■ **WHAT THIS TASK INVOLVES**: From the data that follows, copy every line holding the string "Frequency".
--- Start of AVAILABLE RECORDS ---
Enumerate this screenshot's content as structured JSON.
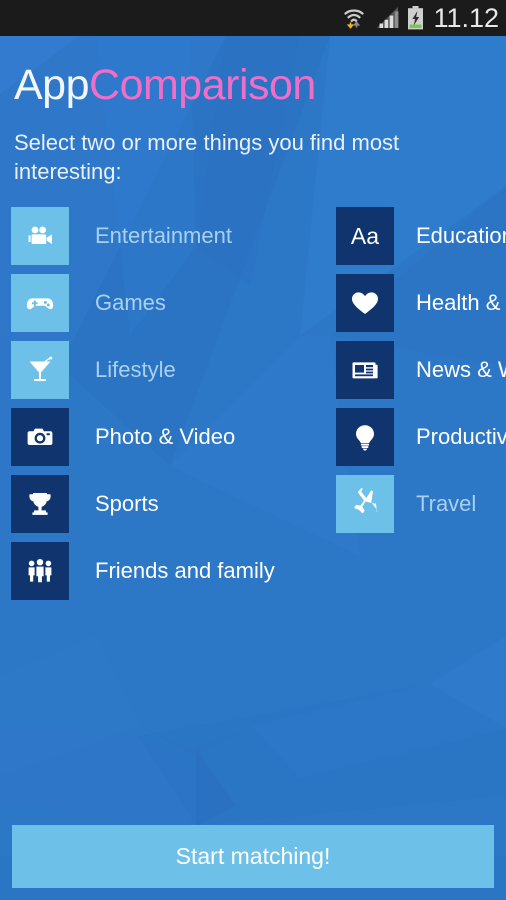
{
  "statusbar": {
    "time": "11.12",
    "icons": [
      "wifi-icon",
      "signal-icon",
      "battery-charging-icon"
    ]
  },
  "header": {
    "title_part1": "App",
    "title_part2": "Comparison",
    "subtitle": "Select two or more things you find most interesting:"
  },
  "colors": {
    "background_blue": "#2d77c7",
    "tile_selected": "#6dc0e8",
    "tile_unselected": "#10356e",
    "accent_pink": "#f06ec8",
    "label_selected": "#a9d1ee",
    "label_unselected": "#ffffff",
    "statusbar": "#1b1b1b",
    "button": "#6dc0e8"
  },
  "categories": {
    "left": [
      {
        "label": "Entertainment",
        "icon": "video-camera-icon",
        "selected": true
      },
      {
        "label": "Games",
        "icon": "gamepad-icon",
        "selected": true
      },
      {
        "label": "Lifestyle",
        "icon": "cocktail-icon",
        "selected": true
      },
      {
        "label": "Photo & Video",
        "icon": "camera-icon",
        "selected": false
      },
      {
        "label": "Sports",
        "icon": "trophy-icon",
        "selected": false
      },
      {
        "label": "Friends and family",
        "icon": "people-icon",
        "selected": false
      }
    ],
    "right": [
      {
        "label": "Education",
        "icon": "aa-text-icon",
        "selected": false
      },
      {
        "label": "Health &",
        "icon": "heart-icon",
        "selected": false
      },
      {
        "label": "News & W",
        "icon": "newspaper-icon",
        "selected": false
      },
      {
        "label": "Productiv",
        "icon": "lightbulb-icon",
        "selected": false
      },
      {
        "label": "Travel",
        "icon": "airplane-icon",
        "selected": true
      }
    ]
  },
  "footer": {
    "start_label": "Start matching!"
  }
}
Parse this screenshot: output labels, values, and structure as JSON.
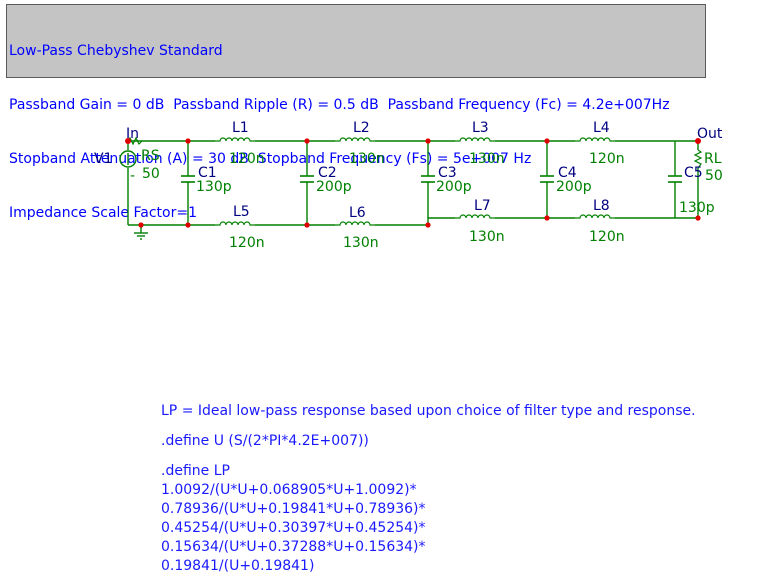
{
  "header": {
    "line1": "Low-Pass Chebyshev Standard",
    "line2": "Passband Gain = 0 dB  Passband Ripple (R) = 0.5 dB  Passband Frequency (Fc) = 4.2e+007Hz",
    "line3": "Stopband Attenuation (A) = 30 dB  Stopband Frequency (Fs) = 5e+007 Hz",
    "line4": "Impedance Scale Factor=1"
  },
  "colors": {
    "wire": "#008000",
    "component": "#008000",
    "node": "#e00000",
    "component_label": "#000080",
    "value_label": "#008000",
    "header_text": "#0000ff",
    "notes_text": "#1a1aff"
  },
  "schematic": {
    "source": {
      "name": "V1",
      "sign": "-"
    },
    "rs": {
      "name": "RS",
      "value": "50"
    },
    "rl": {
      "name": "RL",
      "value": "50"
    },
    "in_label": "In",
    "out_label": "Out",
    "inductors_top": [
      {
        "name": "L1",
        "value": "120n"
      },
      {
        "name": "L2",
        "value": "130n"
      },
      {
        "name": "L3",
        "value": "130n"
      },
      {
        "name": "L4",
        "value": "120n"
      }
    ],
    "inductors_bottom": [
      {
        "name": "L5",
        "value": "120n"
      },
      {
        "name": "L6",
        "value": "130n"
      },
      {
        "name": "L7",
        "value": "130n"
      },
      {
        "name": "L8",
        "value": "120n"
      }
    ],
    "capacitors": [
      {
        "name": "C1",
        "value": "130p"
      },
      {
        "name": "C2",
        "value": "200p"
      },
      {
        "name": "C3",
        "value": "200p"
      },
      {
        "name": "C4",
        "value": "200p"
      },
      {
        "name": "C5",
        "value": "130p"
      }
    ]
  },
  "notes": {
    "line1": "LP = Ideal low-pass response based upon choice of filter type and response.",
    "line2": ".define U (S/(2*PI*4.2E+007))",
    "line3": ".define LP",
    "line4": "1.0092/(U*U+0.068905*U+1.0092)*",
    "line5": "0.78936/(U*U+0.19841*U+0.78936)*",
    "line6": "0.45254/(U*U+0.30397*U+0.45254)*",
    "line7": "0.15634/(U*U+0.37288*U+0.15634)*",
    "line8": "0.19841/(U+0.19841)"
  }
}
--- End of AVAILABLE RECORDS ---
■ **WRITTEN RESPONSE**:
    "line2": "Passband Gain = 0 dB  Passband Ripple (R) = 0.5 dB  Passband Frequency (Fc) = 4.2e+007Hz",
    "line3": "Stopband Attenuation (A) = 30 dB  Stopband Frequency (Fs) = 5e+007 Hz",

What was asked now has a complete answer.